### THE TASK
Return every line of the records below verbatim, with no pictures in the copy.

(Figure collection entries)
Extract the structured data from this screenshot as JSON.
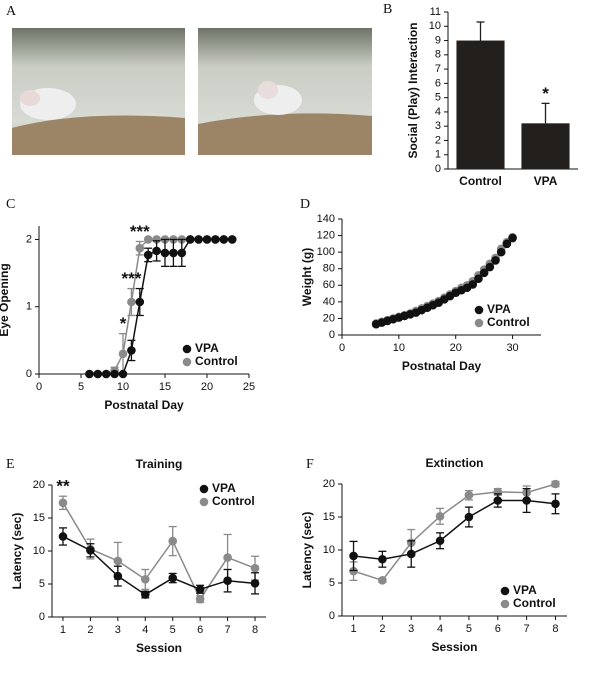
{
  "photo_panel": {
    "label": "A"
  },
  "chart_data": [
    {
      "type": "bar",
      "panel_label": "B",
      "ylabel": "Social (Play) Interaction",
      "categories": [
        "Control",
        "VPA"
      ],
      "values": [
        9.0,
        3.2
      ],
      "errors": [
        1.3,
        1.4
      ],
      "color": "#231f1c",
      "ylim": [
        0,
        11
      ],
      "yticks": [
        0,
        1,
        2,
        3,
        4,
        5,
        6,
        7,
        8,
        9,
        10,
        11
      ],
      "annotations": [
        {
          "text": "*",
          "x": "VPA"
        }
      ]
    },
    {
      "type": "line",
      "panel_label": "C",
      "xlabel": "Postnatal Day",
      "ylabel": "Eye Opening",
      "xlim": [
        0,
        25
      ],
      "xticks": [
        0,
        5,
        10,
        15,
        20,
        25
      ],
      "ylim": [
        0,
        2.2
      ],
      "yticks": [
        0,
        1,
        2
      ],
      "legend": "lower right",
      "x": [
        6,
        7,
        8,
        9,
        10,
        11,
        12,
        13,
        14,
        15,
        16,
        17,
        18,
        19,
        20,
        21,
        22,
        23
      ],
      "series": [
        {
          "name": "VPA",
          "color": "#111111",
          "values": [
            0,
            0,
            0,
            0,
            0,
            0.35,
            1.07,
            1.77,
            1.83,
            1.8,
            1.8,
            1.8,
            2,
            2,
            2,
            2,
            2,
            2
          ],
          "errors": [
            0,
            0,
            0,
            0,
            0,
            0.15,
            0.2,
            0.1,
            0.15,
            0.2,
            0.2,
            0.2,
            0,
            0,
            0,
            0,
            0,
            0
          ]
        },
        {
          "name": "Control",
          "color": "#8a8a8a",
          "values": [
            0,
            0,
            0,
            0.05,
            0.3,
            1.07,
            1.87,
            2,
            2,
            2,
            2,
            2,
            2,
            2,
            2,
            2,
            2,
            2
          ],
          "errors": [
            0,
            0,
            0,
            0.05,
            0.3,
            0.2,
            0.1,
            0,
            0,
            0,
            0,
            0,
            0,
            0,
            0,
            0,
            0,
            0
          ]
        }
      ],
      "annotations": [
        {
          "text": "*",
          "x": 10
        },
        {
          "text": "***",
          "x": 11
        },
        {
          "text": "***",
          "x": 12
        }
      ]
    },
    {
      "type": "scatter",
      "panel_label": "D",
      "xlabel": "Postnatal Day",
      "ylabel": "Weight (g)",
      "xlim": [
        0,
        35
      ],
      "xticks": [
        0,
        10,
        20,
        30
      ],
      "ylim": [
        0,
        140
      ],
      "yticks": [
        0,
        20,
        40,
        60,
        80,
        100,
        120,
        140
      ],
      "legend": "lower right",
      "x": [
        6,
        7,
        8,
        9,
        10,
        11,
        12,
        13,
        14,
        15,
        16,
        17,
        18,
        19,
        20,
        21,
        22,
        23,
        24,
        25,
        26,
        27,
        28,
        29,
        30
      ],
      "series": [
        {
          "name": "VPA",
          "color": "#111111",
          "values": [
            13,
            15,
            17,
            19,
            21,
            23,
            25,
            27,
            30,
            33,
            36,
            39,
            43,
            47,
            51,
            54,
            57,
            61,
            68,
            75,
            82,
            90,
            100,
            110,
            117
          ]
        },
        {
          "name": "Control",
          "color": "#8a8a8a",
          "values": [
            14,
            16,
            18,
            20,
            22,
            24,
            26,
            29,
            32,
            35,
            38,
            41,
            45,
            49,
            53,
            57,
            60,
            65,
            72,
            79,
            86,
            93,
            104,
            112,
            118
          ]
        }
      ]
    },
    {
      "type": "line",
      "panel_label": "E",
      "title": "Training",
      "xlabel": "Session",
      "ylabel": "Latency (sec)",
      "xlim": [
        0.6,
        8.4
      ],
      "xticks": [
        1,
        2,
        3,
        4,
        5,
        6,
        7,
        8
      ],
      "ylim": [
        0,
        20
      ],
      "yticks": [
        0,
        5,
        10,
        15,
        20
      ],
      "legend": "upper right",
      "x": [
        1,
        2,
        3,
        4,
        5,
        6,
        7,
        8
      ],
      "series": [
        {
          "name": "VPA",
          "color": "#111111",
          "values": [
            12.2,
            10.1,
            6.2,
            3.4,
            5.9,
            4.2,
            5.5,
            5.1
          ],
          "errors": [
            1.3,
            1.0,
            1.5,
            0.5,
            0.7,
            0.6,
            1.7,
            1.6
          ]
        },
        {
          "name": "Control",
          "color": "#8a8a8a",
          "values": [
            17.3,
            10.3,
            8.5,
            5.7,
            11.5,
            2.7,
            9.0,
            7.4
          ],
          "errors": [
            1.0,
            1.5,
            2.8,
            1.5,
            2.2,
            0.5,
            3.5,
            1.8
          ]
        }
      ],
      "annotations": [
        {
          "text": "**",
          "x": 1
        }
      ]
    },
    {
      "type": "line",
      "panel_label": "F",
      "title": "Extinction",
      "xlabel": "Session",
      "ylabel": "Latency (sec)",
      "xlim": [
        0.6,
        8.4
      ],
      "xticks": [
        1,
        2,
        3,
        4,
        5,
        6,
        7,
        8
      ],
      "ylim": [
        0,
        20
      ],
      "yticks": [
        0,
        5,
        10,
        15,
        20
      ],
      "legend": "lower right",
      "x": [
        1,
        2,
        3,
        4,
        5,
        6,
        7,
        8
      ],
      "series": [
        {
          "name": "VPA",
          "color": "#111111",
          "values": [
            9.1,
            8.6,
            9.4,
            11.4,
            15.0,
            17.5,
            17.5,
            17.0
          ],
          "errors": [
            2.2,
            1.2,
            2.0,
            1.2,
            1.5,
            1.0,
            1.8,
            1.5
          ]
        },
        {
          "name": "Control",
          "color": "#8a8a8a",
          "values": [
            6.8,
            5.4,
            11.1,
            15.1,
            18.3,
            18.8,
            18.7,
            20.0
          ],
          "errors": [
            1.4,
            0.3,
            2.0,
            1.2,
            0.7,
            0.5,
            1.0,
            0.4
          ]
        }
      ]
    }
  ]
}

### EXPECTED ANSWER
Extract the structured data from this screenshot as JSON.
{
  "photo_panel": {
    "label": "A"
  },
  "chart_data": [
    {
      "type": "bar",
      "panel_label": "B",
      "ylabel": "Social (Play) Interaction",
      "categories": [
        "Control",
        "VPA"
      ],
      "values": [
        9.0,
        3.2
      ],
      "errors": [
        1.3,
        1.4
      ],
      "color": "#231f1c",
      "ylim": [
        0,
        11
      ],
      "yticks": [
        0,
        1,
        2,
        3,
        4,
        5,
        6,
        7,
        8,
        9,
        10,
        11
      ],
      "annotations": [
        {
          "text": "*",
          "x": "VPA"
        }
      ]
    },
    {
      "type": "line",
      "panel_label": "C",
      "xlabel": "Postnatal Day",
      "ylabel": "Eye Opening",
      "xlim": [
        0,
        25
      ],
      "xticks": [
        0,
        5,
        10,
        15,
        20,
        25
      ],
      "ylim": [
        0,
        2.2
      ],
      "yticks": [
        0,
        1,
        2
      ],
      "legend": "lower right",
      "x": [
        6,
        7,
        8,
        9,
        10,
        11,
        12,
        13,
        14,
        15,
        16,
        17,
        18,
        19,
        20,
        21,
        22,
        23
      ],
      "series": [
        {
          "name": "VPA",
          "color": "#111111",
          "values": [
            0,
            0,
            0,
            0,
            0,
            0.35,
            1.07,
            1.77,
            1.83,
            1.8,
            1.8,
            1.8,
            2,
            2,
            2,
            2,
            2,
            2
          ],
          "errors": [
            0,
            0,
            0,
            0,
            0,
            0.15,
            0.2,
            0.1,
            0.15,
            0.2,
            0.2,
            0.2,
            0,
            0,
            0,
            0,
            0,
            0
          ]
        },
        {
          "name": "Control",
          "color": "#8a8a8a",
          "values": [
            0,
            0,
            0,
            0.05,
            0.3,
            1.07,
            1.87,
            2,
            2,
            2,
            2,
            2,
            2,
            2,
            2,
            2,
            2,
            2
          ],
          "errors": [
            0,
            0,
            0,
            0.05,
            0.3,
            0.2,
            0.1,
            0,
            0,
            0,
            0,
            0,
            0,
            0,
            0,
            0,
            0,
            0
          ]
        }
      ],
      "annotations": [
        {
          "text": "*",
          "x": 10
        },
        {
          "text": "***",
          "x": 11
        },
        {
          "text": "***",
          "x": 12
        }
      ]
    },
    {
      "type": "scatter",
      "panel_label": "D",
      "xlabel": "Postnatal Day",
      "ylabel": "Weight (g)",
      "xlim": [
        0,
        35
      ],
      "xticks": [
        0,
        10,
        20,
        30
      ],
      "ylim": [
        0,
        140
      ],
      "yticks": [
        0,
        20,
        40,
        60,
        80,
        100,
        120,
        140
      ],
      "legend": "lower right",
      "x": [
        6,
        7,
        8,
        9,
        10,
        11,
        12,
        13,
        14,
        15,
        16,
        17,
        18,
        19,
        20,
        21,
        22,
        23,
        24,
        25,
        26,
        27,
        28,
        29,
        30
      ],
      "series": [
        {
          "name": "VPA",
          "color": "#111111",
          "values": [
            13,
            15,
            17,
            19,
            21,
            23,
            25,
            27,
            30,
            33,
            36,
            39,
            43,
            47,
            51,
            54,
            57,
            61,
            68,
            75,
            82,
            90,
            100,
            110,
            117
          ]
        },
        {
          "name": "Control",
          "color": "#8a8a8a",
          "values": [
            14,
            16,
            18,
            20,
            22,
            24,
            26,
            29,
            32,
            35,
            38,
            41,
            45,
            49,
            53,
            57,
            60,
            65,
            72,
            79,
            86,
            93,
            104,
            112,
            118
          ]
        }
      ]
    },
    {
      "type": "line",
      "panel_label": "E",
      "title": "Training",
      "xlabel": "Session",
      "ylabel": "Latency (sec)",
      "xlim": [
        0.6,
        8.4
      ],
      "xticks": [
        1,
        2,
        3,
        4,
        5,
        6,
        7,
        8
      ],
      "ylim": [
        0,
        20
      ],
      "yticks": [
        0,
        5,
        10,
        15,
        20
      ],
      "legend": "upper right",
      "x": [
        1,
        2,
        3,
        4,
        5,
        6,
        7,
        8
      ],
      "series": [
        {
          "name": "VPA",
          "color": "#111111",
          "values": [
            12.2,
            10.1,
            6.2,
            3.4,
            5.9,
            4.2,
            5.5,
            5.1
          ],
          "errors": [
            1.3,
            1.0,
            1.5,
            0.5,
            0.7,
            0.6,
            1.7,
            1.6
          ]
        },
        {
          "name": "Control",
          "color": "#8a8a8a",
          "values": [
            17.3,
            10.3,
            8.5,
            5.7,
            11.5,
            2.7,
            9.0,
            7.4
          ],
          "errors": [
            1.0,
            1.5,
            2.8,
            1.5,
            2.2,
            0.5,
            3.5,
            1.8
          ]
        }
      ],
      "annotations": [
        {
          "text": "**",
          "x": 1
        }
      ]
    },
    {
      "type": "line",
      "panel_label": "F",
      "title": "Extinction",
      "xlabel": "Session",
      "ylabel": "Latency (sec)",
      "xlim": [
        0.6,
        8.4
      ],
      "xticks": [
        1,
        2,
        3,
        4,
        5,
        6,
        7,
        8
      ],
      "ylim": [
        0,
        20
      ],
      "yticks": [
        0,
        5,
        10,
        15,
        20
      ],
      "legend": "lower right",
      "x": [
        1,
        2,
        3,
        4,
        5,
        6,
        7,
        8
      ],
      "series": [
        {
          "name": "VPA",
          "color": "#111111",
          "values": [
            9.1,
            8.6,
            9.4,
            11.4,
            15.0,
            17.5,
            17.5,
            17.0
          ],
          "errors": [
            2.2,
            1.2,
            2.0,
            1.2,
            1.5,
            1.0,
            1.8,
            1.5
          ]
        },
        {
          "name": "Control",
          "color": "#8a8a8a",
          "values": [
            6.8,
            5.4,
            11.1,
            15.1,
            18.3,
            18.8,
            18.7,
            20.0
          ],
          "errors": [
            1.4,
            0.3,
            2.0,
            1.2,
            0.7,
            0.5,
            1.0,
            0.4
          ]
        }
      ]
    }
  ]
}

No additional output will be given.